STATED TASK:
Turn every line of the records below into a JSON list of strings, one string per line, leaving out blank lines and any pictures.

DATASET ROWS:
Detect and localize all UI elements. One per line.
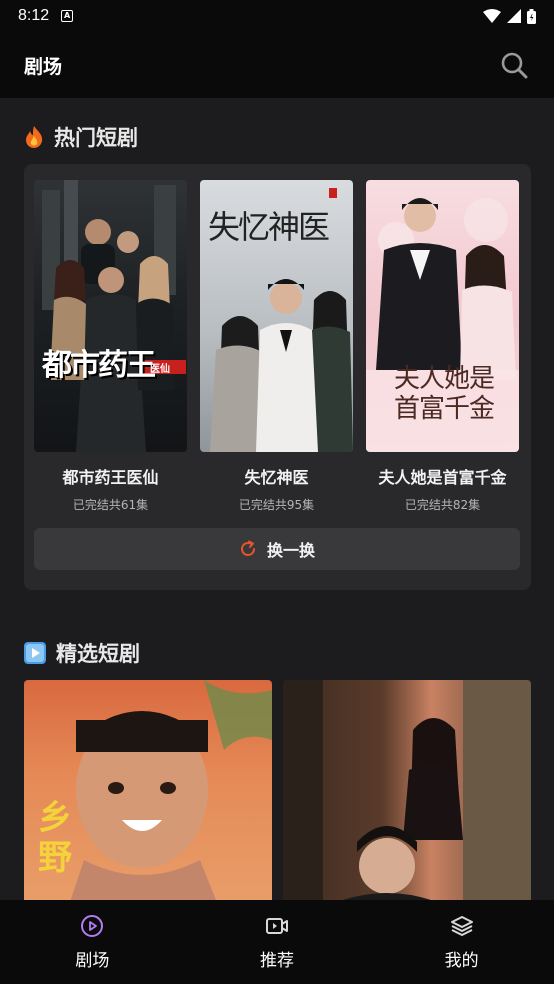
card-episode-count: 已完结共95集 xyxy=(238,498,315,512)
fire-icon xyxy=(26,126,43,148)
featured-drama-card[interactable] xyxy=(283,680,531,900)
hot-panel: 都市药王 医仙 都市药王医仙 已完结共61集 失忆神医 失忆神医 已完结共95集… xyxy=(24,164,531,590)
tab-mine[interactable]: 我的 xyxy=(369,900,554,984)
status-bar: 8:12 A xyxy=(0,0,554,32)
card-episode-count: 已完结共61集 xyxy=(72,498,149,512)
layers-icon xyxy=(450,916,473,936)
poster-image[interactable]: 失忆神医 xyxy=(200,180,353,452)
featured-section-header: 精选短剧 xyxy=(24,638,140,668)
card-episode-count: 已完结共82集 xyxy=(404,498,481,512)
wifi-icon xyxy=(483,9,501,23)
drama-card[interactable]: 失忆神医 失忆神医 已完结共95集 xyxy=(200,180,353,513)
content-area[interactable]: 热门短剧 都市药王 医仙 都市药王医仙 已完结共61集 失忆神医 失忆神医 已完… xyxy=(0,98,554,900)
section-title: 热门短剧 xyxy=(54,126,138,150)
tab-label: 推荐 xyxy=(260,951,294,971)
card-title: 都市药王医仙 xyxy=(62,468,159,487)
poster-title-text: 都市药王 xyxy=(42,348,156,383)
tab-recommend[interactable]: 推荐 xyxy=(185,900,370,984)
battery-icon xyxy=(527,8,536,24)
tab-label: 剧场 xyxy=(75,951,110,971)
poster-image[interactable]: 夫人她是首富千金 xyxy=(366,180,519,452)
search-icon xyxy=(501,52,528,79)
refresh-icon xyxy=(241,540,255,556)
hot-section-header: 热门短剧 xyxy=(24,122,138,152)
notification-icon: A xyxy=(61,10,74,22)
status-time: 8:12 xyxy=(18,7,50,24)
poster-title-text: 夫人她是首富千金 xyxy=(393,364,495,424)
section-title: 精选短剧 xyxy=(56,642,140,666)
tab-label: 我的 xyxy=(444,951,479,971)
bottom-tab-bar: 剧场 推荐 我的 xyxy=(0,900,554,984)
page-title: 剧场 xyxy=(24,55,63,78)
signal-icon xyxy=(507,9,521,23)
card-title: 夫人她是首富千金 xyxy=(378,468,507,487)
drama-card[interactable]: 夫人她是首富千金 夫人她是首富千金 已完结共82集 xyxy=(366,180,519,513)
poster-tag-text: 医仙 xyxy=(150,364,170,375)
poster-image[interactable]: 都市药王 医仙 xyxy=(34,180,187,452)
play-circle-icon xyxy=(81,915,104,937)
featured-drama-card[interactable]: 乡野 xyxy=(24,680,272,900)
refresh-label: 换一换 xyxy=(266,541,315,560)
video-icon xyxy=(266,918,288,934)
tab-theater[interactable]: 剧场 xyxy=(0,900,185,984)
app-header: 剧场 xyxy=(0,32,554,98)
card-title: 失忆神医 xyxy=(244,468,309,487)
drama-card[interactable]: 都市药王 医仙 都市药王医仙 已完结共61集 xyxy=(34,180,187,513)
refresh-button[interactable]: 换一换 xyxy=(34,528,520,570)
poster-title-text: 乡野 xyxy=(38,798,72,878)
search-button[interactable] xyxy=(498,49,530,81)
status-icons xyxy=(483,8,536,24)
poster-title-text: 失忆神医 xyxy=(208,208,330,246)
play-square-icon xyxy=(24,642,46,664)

TASK ANSWER:
[
  "Detect and localize all UI elements. One per line.",
  "card-episode-count: 已完结共95集 xyxy=(238,498,315,512)",
  "fire-icon xyxy=(26,126,43,148)",
  "featured-drama-card[interactable] xyxy=(283,680,531,900)",
  "hot-panel: 都市药王 医仙 都市药王医仙 已完结共61集 失忆神医 失忆神医 已完结共95集… xyxy=(24,164,531,590)",
  "tab-mine[interactable]: 我的 xyxy=(369,900,554,984)",
  "status-bar: 8:12 A xyxy=(0,0,554,32)",
  "card-episode-count: 已完结共61集 xyxy=(72,498,149,512)",
  "layers-icon xyxy=(450,916,473,936)",
  "poster-image[interactable]: 失忆神医 xyxy=(200,180,353,452)",
  "featured-section-header: 精选短剧 xyxy=(24,638,140,668)",
  "card-episode-count: 已完结共82集 xyxy=(404,498,481,512)",
  "wifi-icon xyxy=(483,9,501,23)",
  "drama-card[interactable]: 失忆神医 失忆神医 已完结共95集 xyxy=(200,180,353,513)",
  "content-area[interactable]: 热门短剧 都市药王 医仙 都市药王医仙 已完结共61集 失忆神医 失忆神医 已完… xyxy=(0,98,554,900)",
  "section-title: 热门短剧 xyxy=(54,126,138,150)",
  "tab-label: 推荐 xyxy=(260,951,294,971)",
  "card-title: 都市药王医仙 xyxy=(62,468,159,487)",
  "poster-title-text: 都市药王 xyxy=(42,348,156,383)",
  "tab-recommend[interactable]: 推荐 xyxy=(185,900,370,984)",
  "battery-icon xyxy=(527,8,536,24)",
  "tab-label: 剧场 xyxy=(75,951,110,971)",
  "poster-image[interactable]: 夫人她是首富千金 xyxy=(366,180,519,452)",
  "search-icon xyxy=(501,52,528,79)",
  "refresh-icon xyxy=(241,540,255,556)",
  "hot-section-header: 热门短剧 xyxy=(24,122,138,152)",
  "notification-icon: A xyxy=(61,10,74,22)",
  "status-time: 8:12 xyxy=(18,7,50,24)",
  "poster-title-text: 夫人她是首富千金 xyxy=(393,364,495,424)",
  "section-title: 精选短剧 xyxy=(56,642,140,666)",
  "tab-label: 我的 xyxy=(444,951,479,971)",
  "bottom-tab-bar: 剧场 推荐 我的 xyxy=(0,900,554,984)",
  "page-title: 剧场 xyxy=(24,55,63,78)",
  "signal-icon xyxy=(507,9,521,23)",
  "card-title: 夫人她是首富千金 xyxy=(378,468,507,487)",
  "drama-card[interactable]: 夫人她是首富千金 夫人她是首富千金 已完结共82集 xyxy=(366,180,519,513)",
  "poster-tag-text: 医仙 xyxy=(150,364,170,375)",
  "poster-image[interactable]: 都市药王 医仙 xyxy=(34,180,187,452)",
  "play-circle-icon xyxy=(81,915,104,937)",
  "featured-drama-card[interactable]: 乡野 xyxy=(24,680,272,900)",
  "refresh-label: 换一换 xyxy=(266,541,315,560)",
  "video-icon xyxy=(266,918,288,934)",
  "tab-theater[interactable]: 剧场 xyxy=(0,900,185,984)",
  "app-header: 剧场 xyxy=(0,32,554,98)",
  "card-title: 失忆神医 xyxy=(244,468,309,487)",
  "drama-card[interactable]: 都市药王 医仙 都市药王医仙 已完结共61集 xyxy=(34,180,187,513)",
  "refresh-button[interactable]: 换一换 xyxy=(34,528,520,570)",
  "poster-title-text: 乡野 xyxy=(38,798,72,878)",
  "search-button[interactable] xyxy=(498,49,530,81)",
  "status-icons xyxy=(483,8,536,24)",
  "poster-title-text: 失忆神医 xyxy=(208,208,330,246)",
  "play-square-icon xyxy=(24,642,46,664)"
]